• [DOCUMENT SEGMENT]
GitHub Engineering Analytics Pipeline 🚀

Overview

The GitHub Engineering Analytics Pipeline is a production-style Data Engineering project designed to ingest, process, transform, and orchestrate GitHub repository event data using a modern cloud-native data stack.

This project demonstrates:

End-to-end ETL pipeline engineering
Incremental and idempotent ingestion
Dockerized infrastructure
PostgreSQL-based warehouse architecture
Airflow orchestration
Transformation pipelines for analytics-ready data
Production-oriented engineering practices

The pipeline fetches GitHub repository activity data using the GitHub REST API, stores raw JSON events inside PostgreSQL, transforms them into normalized analytical tables, and orchestrates execution using Apache Airflow.

Architecture 🏗️

                    +----------------------+
                    |    GitHub REST API   |
                    +----------+-----------+
                               |
                               v
                    +----------------------+
                    |   Extract Layer      |
                    |  (Python Requests)   |
                    +----------+-----------+
                               |
                               v
                    +----------------------+
                    |   Raw Data Layer     |
                    | PostgreSQL JSONB     |
                    +----------+-----------+
                               |
                               v
                    +----------------------+
                    | Transformation Layer |
                    |  Python ETL Models   |
                    +----------+-----------+
                               |
                               v
                    +----------------------+
                    | Processed Warehouse  |
                    | Normalized Tables    |
                    +----------+-----------+
                               |
                               v
                    +----------------------+
                    | Apache Airflow DAG   |
                    | Orchestration Layer  |
                    +----------------------+

Key Features ✨

Data Engineering Features

GitHub API ingestion
Incremental loading
Pagination handling
Retry mechanism for API failures
Idempotent event loading
Metadata-driven ingestion tracking
JSONB raw storage
Structured transformation pipeline
Warehouse-style normalized schema

Infrastructure Features

Dockerized PostgreSQL
Dockerized Airflow orchestration
Python virtual environment setup
Modular project architecture
Environment variable management
Logging integration
Containerized execution workflows

Orchestration Features

Apache Airflow DAG scheduling
Retry policies
Task execution monitoring
Workflow automation
DAG-based orchestration

Technology Stack 🛠️

Category	Technology
Programming Language	Python 3.12
Database	PostgreSQL
Orchestration	Apache Airflow
Containerization	Docker
ORM	SQLAlchemy
API Integration	GitHub REST API
Environment Management	python-dotenv
Retry Handling	Tenacity
Logging	Python logging
Package Management	pip
Workflow Scheduling	Airflow DAGs

Project Structure 📂

github-engineering-analytics-pipeline/
│
├── airflow/
│   ├── dags/
│   │   └── github_pipeline_dag.py
│   ├── logs/
│   └── plugins/
│
├── app/
│   ├── config/
│   ├── extract/
│   │   ├── extractors.py
│   │   └── github_client.py
│   │
│   ├── load/
│   │   ├── init_db.py
│   │   ├── metadata_loader.py
│   │   ├── processed_loader.py
│   │   ├── raw_loader.py
│   │   └── raw_reader.py
│   │
│   ├── transform/
│   │   └── github_transformer.py
│   │
│   ├── utils/
│   │   ├── logger.py
│   │   └── retry_handler.py
│   │
│   └── main.py
│
├── docker/
│   └── airflow.Dockerfile
│
├── logs/
├── screenshots/
├── sql/
│   ├── analytical_queries.sql
│   └── schema.sql
│
├── .env
├── docker-compose.yml
├── docker-compose.airflow.yml
├── requirements.txt
├── requirements-airflow.txt
└── README.md

Data Pipeline Flow 🔄

Step 1 — Extract

The pipeline fetches GitHub repository event data using the GitHub REST API.

• [Collection entries]
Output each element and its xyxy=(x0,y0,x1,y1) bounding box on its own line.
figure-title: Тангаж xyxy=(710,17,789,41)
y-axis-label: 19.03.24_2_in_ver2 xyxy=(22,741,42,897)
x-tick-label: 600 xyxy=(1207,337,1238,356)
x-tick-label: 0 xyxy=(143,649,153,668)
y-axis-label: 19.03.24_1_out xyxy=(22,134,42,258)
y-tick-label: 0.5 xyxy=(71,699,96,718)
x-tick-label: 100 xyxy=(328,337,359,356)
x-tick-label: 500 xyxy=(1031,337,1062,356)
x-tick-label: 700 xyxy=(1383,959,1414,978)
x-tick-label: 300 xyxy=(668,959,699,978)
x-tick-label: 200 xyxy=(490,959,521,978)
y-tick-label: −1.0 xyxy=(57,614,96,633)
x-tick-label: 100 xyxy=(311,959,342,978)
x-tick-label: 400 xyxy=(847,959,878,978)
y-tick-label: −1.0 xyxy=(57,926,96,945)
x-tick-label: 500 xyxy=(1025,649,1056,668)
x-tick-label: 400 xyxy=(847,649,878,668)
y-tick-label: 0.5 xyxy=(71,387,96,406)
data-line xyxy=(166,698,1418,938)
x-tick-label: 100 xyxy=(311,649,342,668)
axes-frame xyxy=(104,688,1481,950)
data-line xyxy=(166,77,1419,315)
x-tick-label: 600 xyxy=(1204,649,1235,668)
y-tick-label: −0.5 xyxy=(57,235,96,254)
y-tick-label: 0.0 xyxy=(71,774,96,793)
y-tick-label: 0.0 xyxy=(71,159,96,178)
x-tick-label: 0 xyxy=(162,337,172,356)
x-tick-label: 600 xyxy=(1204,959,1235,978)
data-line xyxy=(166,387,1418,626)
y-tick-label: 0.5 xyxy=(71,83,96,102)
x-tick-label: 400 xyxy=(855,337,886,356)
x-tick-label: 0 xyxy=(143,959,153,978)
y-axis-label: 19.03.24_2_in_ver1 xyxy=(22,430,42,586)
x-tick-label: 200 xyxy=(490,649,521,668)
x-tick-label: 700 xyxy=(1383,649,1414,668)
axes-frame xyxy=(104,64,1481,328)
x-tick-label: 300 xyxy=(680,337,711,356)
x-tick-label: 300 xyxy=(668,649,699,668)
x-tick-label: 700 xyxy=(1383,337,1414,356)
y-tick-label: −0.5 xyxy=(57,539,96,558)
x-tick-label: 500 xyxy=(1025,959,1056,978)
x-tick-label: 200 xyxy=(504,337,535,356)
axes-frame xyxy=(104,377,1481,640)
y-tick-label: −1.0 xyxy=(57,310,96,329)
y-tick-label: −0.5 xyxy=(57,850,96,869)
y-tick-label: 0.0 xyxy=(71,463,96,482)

• [WRITTEN TASKS]
1. Reproduce the part of the GitHub analytics pipeline README starting with "The GitHub Engineering" and going on through "cloud-native data stack.".
2. According to the GitHub analytics pipeline README, which technology handles retries?
3. Write the next part of the GitHub analytics pipeline README, picking up after its final sentence.

• [IN RESPONSE]
1.
The GitHub Engineering Analytics Pipeline is a production-style Data Engineering project designed to ingest, process, transform, and orchestrate GitHub repository event data using a modern cloud-native data stack.

2. Tenacity

3.
Data Extracted

Push events
Pull request events
Repository metadata
Contributor activity
Event timestamps
Commit messages

Step 2 — Raw Data Layer

Raw GitHub events are stored in PostgreSQL using the JSONB datatype.

Benefits of JSONB Storage

Flexible schema handling
Full raw event retention
Replayable transformations
Semi-structured analytics support

Step 3 — Incremental Ingestion

The pipeline tracks previously ingested timestamps using a metadata table.

Benefits

Prevents duplicate ingestion
Supports incremental processing
Reduces API usage
Enables stateful execution

Step 4 — Transformation Layer

Raw events are transformed into analytics-ready warehouse tables.

Transformation Models

repositories
contributors
commits
pull_requests

Step 5 — Processed Warehouse Layer

Normalized tables are loaded into PostgreSQL.

Analytics Use Cases

Contributor activity analysis
Commit trend analysis
Pull request analysis
Repository engagement analytics

Step 6 — Orchestration

Apache Airflow orchestrates scheduled pipeline execution.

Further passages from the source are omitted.